§ **Figure record extracts**:

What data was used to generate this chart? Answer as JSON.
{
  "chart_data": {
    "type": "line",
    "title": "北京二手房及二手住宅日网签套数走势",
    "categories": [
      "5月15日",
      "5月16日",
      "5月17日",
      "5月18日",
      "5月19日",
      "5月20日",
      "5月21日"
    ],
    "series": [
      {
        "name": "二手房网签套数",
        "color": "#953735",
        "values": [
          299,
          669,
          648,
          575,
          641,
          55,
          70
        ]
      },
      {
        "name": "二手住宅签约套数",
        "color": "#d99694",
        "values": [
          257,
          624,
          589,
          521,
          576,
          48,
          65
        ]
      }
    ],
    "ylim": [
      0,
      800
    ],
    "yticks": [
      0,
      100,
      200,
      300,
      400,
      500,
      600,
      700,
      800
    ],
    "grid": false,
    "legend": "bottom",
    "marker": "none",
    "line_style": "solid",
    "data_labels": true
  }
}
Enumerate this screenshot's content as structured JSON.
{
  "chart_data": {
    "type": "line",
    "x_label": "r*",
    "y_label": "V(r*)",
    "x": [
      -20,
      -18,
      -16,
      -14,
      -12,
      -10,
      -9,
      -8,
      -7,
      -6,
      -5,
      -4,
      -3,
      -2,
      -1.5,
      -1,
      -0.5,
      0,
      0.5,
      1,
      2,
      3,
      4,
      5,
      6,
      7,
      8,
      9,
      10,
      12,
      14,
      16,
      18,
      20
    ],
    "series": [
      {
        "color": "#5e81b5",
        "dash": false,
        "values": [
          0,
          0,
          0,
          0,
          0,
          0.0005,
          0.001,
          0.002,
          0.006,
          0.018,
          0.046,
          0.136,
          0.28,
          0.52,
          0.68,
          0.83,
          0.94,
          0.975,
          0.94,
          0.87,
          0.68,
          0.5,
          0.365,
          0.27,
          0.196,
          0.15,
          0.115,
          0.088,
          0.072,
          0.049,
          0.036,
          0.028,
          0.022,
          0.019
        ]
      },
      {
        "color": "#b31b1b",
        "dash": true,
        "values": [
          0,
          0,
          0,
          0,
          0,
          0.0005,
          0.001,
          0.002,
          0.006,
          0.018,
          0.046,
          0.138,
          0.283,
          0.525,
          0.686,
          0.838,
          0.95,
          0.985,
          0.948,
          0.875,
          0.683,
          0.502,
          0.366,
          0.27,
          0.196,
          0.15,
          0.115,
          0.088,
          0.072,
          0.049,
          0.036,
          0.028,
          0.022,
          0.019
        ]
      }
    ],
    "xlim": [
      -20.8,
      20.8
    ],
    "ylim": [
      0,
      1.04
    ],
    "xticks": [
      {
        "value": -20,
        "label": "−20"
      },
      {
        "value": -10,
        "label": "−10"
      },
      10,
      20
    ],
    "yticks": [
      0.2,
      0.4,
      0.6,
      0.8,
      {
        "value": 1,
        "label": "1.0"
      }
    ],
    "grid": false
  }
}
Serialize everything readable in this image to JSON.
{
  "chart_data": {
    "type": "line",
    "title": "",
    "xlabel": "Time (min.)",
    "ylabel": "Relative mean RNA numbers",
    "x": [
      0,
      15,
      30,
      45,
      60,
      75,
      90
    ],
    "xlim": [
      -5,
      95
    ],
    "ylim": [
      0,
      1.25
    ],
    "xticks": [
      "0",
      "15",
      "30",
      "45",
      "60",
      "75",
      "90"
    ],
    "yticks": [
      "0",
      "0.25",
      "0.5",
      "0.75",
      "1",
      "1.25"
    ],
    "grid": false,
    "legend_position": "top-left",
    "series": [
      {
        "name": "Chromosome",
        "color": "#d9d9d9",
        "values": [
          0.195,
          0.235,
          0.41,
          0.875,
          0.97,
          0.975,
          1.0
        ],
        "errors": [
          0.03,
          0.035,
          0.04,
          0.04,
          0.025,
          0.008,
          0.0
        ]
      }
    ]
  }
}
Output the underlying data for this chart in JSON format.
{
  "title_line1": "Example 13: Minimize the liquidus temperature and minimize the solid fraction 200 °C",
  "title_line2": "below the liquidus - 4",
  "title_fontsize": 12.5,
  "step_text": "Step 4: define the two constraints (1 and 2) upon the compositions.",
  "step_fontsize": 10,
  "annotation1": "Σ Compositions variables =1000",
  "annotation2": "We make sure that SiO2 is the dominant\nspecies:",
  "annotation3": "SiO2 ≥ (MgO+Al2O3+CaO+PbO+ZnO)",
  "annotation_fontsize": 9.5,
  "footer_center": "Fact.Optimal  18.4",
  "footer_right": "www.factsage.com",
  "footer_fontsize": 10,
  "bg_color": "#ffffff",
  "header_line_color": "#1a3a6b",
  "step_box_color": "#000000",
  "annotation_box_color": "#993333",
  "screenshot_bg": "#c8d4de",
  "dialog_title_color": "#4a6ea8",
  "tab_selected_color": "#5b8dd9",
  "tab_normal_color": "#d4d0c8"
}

§ **Problem**: Point out every line holding the string "solid" and copy it.

§ **Final result**:
    "line_style": "solid",
  "title_line1": "Example 13: Minimize the liquidus temperature and minimize the solid fraction 200 °C",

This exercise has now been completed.